■ **Exercise aim**
Reproduce the rows word for word, from the very first one through the one that contains "bar [408,146,426,452]", with both ends included.

■ **Extracted records**
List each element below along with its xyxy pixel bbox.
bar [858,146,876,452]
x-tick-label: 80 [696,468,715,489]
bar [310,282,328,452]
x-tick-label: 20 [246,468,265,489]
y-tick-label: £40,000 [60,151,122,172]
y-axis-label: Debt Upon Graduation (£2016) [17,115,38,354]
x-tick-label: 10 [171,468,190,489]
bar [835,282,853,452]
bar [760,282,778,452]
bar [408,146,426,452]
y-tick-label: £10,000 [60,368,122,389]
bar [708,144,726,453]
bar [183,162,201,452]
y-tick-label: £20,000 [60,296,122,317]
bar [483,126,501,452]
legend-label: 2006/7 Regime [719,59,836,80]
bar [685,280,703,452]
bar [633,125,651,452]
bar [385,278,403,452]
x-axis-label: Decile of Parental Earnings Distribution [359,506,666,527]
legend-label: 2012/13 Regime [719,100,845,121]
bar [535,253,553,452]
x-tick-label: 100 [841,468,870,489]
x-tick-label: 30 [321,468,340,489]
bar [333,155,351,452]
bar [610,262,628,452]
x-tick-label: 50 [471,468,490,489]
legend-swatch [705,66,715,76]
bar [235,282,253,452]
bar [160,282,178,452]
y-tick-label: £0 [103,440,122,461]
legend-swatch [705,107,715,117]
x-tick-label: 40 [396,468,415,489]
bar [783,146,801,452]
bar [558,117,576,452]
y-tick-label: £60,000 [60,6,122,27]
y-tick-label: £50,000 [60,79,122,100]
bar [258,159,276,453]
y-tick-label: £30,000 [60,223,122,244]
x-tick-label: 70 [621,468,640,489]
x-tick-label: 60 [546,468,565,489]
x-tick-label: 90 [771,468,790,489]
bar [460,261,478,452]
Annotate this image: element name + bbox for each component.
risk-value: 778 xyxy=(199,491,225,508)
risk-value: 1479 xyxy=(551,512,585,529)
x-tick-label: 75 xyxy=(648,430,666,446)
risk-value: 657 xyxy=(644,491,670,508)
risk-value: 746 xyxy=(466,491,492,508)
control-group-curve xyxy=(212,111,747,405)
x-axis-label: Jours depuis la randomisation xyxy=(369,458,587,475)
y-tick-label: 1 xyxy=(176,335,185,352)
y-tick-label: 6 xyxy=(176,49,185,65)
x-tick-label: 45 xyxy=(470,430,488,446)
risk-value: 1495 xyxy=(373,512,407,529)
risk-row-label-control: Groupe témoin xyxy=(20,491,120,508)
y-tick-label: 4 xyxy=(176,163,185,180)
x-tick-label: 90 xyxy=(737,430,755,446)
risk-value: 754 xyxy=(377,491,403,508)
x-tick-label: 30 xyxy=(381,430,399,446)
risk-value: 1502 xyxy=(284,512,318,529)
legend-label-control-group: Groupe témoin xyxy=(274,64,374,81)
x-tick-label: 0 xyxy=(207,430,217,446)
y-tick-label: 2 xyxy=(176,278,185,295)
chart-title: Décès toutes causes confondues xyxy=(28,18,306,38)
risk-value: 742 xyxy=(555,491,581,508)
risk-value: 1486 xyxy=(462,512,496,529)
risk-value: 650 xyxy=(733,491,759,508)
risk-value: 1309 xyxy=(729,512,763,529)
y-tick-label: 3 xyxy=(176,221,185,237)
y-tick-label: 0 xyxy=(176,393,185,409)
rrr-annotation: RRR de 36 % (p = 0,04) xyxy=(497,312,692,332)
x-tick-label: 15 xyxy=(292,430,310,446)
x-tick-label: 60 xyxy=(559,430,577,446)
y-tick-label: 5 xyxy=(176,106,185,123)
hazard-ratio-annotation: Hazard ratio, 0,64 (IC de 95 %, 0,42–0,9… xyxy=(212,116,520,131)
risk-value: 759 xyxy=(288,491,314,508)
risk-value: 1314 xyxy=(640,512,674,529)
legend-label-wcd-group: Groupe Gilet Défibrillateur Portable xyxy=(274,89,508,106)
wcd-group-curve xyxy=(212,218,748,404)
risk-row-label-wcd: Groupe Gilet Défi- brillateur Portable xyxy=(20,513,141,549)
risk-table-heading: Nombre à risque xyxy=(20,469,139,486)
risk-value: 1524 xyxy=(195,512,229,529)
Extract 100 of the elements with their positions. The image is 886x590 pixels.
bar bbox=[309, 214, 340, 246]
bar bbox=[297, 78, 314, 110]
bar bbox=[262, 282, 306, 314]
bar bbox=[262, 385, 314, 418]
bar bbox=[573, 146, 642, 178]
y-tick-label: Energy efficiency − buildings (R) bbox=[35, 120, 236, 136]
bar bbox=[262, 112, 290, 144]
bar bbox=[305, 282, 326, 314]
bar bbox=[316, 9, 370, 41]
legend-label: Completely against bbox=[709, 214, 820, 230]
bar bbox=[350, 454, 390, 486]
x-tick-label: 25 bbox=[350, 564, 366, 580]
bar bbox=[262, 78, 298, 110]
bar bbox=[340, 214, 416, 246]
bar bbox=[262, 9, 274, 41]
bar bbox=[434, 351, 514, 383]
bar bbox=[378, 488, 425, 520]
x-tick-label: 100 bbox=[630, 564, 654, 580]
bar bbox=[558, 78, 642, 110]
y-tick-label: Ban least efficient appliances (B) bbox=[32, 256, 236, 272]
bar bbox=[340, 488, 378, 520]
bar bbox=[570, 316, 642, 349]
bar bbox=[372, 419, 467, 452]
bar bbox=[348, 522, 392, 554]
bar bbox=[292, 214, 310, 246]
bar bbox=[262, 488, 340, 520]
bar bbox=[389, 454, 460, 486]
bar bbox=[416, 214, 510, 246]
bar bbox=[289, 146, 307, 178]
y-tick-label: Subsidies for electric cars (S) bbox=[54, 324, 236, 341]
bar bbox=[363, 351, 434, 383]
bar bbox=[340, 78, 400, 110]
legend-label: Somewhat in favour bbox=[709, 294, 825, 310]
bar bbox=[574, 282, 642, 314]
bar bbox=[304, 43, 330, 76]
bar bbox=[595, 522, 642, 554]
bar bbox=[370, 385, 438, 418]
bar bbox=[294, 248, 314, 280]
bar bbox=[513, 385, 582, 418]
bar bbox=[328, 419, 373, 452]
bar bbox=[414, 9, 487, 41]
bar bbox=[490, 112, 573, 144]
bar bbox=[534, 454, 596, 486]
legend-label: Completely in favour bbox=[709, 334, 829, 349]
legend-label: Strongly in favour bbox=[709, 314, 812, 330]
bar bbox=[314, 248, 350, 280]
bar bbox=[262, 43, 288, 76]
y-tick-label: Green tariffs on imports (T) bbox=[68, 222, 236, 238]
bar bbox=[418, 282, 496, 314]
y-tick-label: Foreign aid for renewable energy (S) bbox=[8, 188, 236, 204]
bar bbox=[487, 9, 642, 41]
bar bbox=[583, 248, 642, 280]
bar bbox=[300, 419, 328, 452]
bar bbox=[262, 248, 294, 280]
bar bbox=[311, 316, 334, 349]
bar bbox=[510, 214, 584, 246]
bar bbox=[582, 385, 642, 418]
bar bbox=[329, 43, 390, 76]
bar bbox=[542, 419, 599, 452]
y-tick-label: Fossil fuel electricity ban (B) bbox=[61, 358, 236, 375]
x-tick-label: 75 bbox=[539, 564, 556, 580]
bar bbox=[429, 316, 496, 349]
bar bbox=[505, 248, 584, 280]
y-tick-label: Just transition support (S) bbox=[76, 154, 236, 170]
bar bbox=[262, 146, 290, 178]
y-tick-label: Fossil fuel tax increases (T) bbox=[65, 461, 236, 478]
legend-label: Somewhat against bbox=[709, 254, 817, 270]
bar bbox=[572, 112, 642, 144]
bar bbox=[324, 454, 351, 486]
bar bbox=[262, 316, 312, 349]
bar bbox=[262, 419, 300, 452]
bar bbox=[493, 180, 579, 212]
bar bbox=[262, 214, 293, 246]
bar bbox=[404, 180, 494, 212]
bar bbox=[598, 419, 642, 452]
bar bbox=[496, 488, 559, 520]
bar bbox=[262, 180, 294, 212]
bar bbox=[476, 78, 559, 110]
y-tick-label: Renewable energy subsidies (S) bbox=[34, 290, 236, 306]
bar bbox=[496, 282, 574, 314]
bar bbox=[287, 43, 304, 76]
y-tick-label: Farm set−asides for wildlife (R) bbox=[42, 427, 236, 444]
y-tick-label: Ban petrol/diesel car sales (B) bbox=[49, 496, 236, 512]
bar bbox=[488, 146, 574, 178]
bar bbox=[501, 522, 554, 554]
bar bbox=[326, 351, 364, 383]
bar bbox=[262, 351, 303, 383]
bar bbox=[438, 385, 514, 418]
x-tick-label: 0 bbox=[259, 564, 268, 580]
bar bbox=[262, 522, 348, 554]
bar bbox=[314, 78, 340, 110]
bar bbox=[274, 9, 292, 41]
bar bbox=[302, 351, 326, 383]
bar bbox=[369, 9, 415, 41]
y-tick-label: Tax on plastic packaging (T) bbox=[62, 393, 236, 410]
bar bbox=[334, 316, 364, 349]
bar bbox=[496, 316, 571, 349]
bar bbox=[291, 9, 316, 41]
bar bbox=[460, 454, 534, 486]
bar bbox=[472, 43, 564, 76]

■ **Expected output**
List each element below along with its xyxy pixel bbox.
bar [858,146,876,452]
x-tick-label: 80 [696,468,715,489]
bar [310,282,328,452]
x-tick-label: 20 [246,468,265,489]
y-tick-label: £40,000 [60,151,122,172]
y-axis-label: Debt Upon Graduation (£2016) [17,115,38,354]
x-tick-label: 10 [171,468,190,489]
bar [835,282,853,452]
bar [760,282,778,452]
bar [408,146,426,452]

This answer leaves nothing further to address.